**Extracted data:**
>> BEGIN

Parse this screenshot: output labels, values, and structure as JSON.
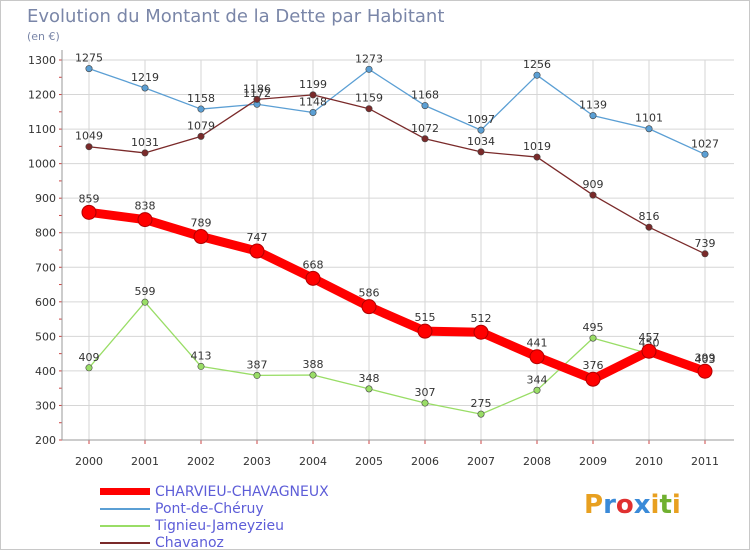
{
  "title": "Evolution du Montant de la Dette par Habitant",
  "unit": "(en €)",
  "logo": "Proxiti",
  "chart_data": {
    "type": "line",
    "title": "Evolution du Montant de la Dette par Habitant",
    "ylabel": "(en €)",
    "x": [
      "2000",
      "2001",
      "2002",
      "2003",
      "2004",
      "2005",
      "2006",
      "2007",
      "2008",
      "2009",
      "2010",
      "2011"
    ],
    "yticks": [
      200,
      300,
      400,
      500,
      600,
      700,
      800,
      900,
      1000,
      1100,
      1200,
      1300
    ],
    "ylim": [
      200,
      1300
    ],
    "grid": true,
    "legend": "bottom",
    "series": [
      {
        "name": "CHARVIEU-CHAVAGNEUX",
        "color": "#ff0000",
        "values": [
          859,
          838,
          789,
          747,
          668,
          586,
          515,
          512,
          441,
          376,
          457,
          399
        ],
        "labels": [
          "859",
          "838",
          "789",
          "747",
          "668",
          "586",
          "515",
          "512",
          "441",
          "376",
          "457",
          "399"
        ]
      },
      {
        "name": "Pont-de-Chéruy",
        "color": "#5b9fd4",
        "values": [
          1275,
          1219,
          1158,
          1172,
          1148,
          1273,
          1168,
          1097,
          1256,
          1139,
          1101,
          1027
        ],
        "labels": [
          "1275",
          "1219",
          "1158",
          "1172",
          "1148",
          "1273",
          "1168",
          "1097",
          "1256",
          "1139",
          "1101",
          "1027"
        ]
      },
      {
        "name": "Tignieu-Jameyzieu",
        "color": "#99dd66",
        "values": [
          409,
          599,
          413,
          387,
          388,
          348,
          307,
          275,
          344,
          495,
          450,
          403
        ],
        "labels": [
          "409",
          "599",
          "413",
          "387",
          "388",
          "348",
          "307",
          "275",
          "344",
          "495",
          "450",
          "403"
        ]
      },
      {
        "name": "Chavanoz",
        "color": "#7a2a2a",
        "values": [
          1049,
          1031,
          1079,
          1186,
          1199,
          1159,
          1072,
          1034,
          1019,
          909,
          816,
          739
        ],
        "labels": [
          "1049",
          "1031",
          "1079",
          "1186",
          "1199",
          "1159",
          "1072",
          "1034",
          "1019",
          "909",
          "816",
          "739"
        ]
      }
    ]
  }
}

>> END

**Problem to solve:**
Pick each line holding the word "Evolution" out of the listing.

**Correct response:**
  "title": "Evolution du Montant de la Dette par Habitant",
    "title": "Evolution du Montant de la Dette par Habitant",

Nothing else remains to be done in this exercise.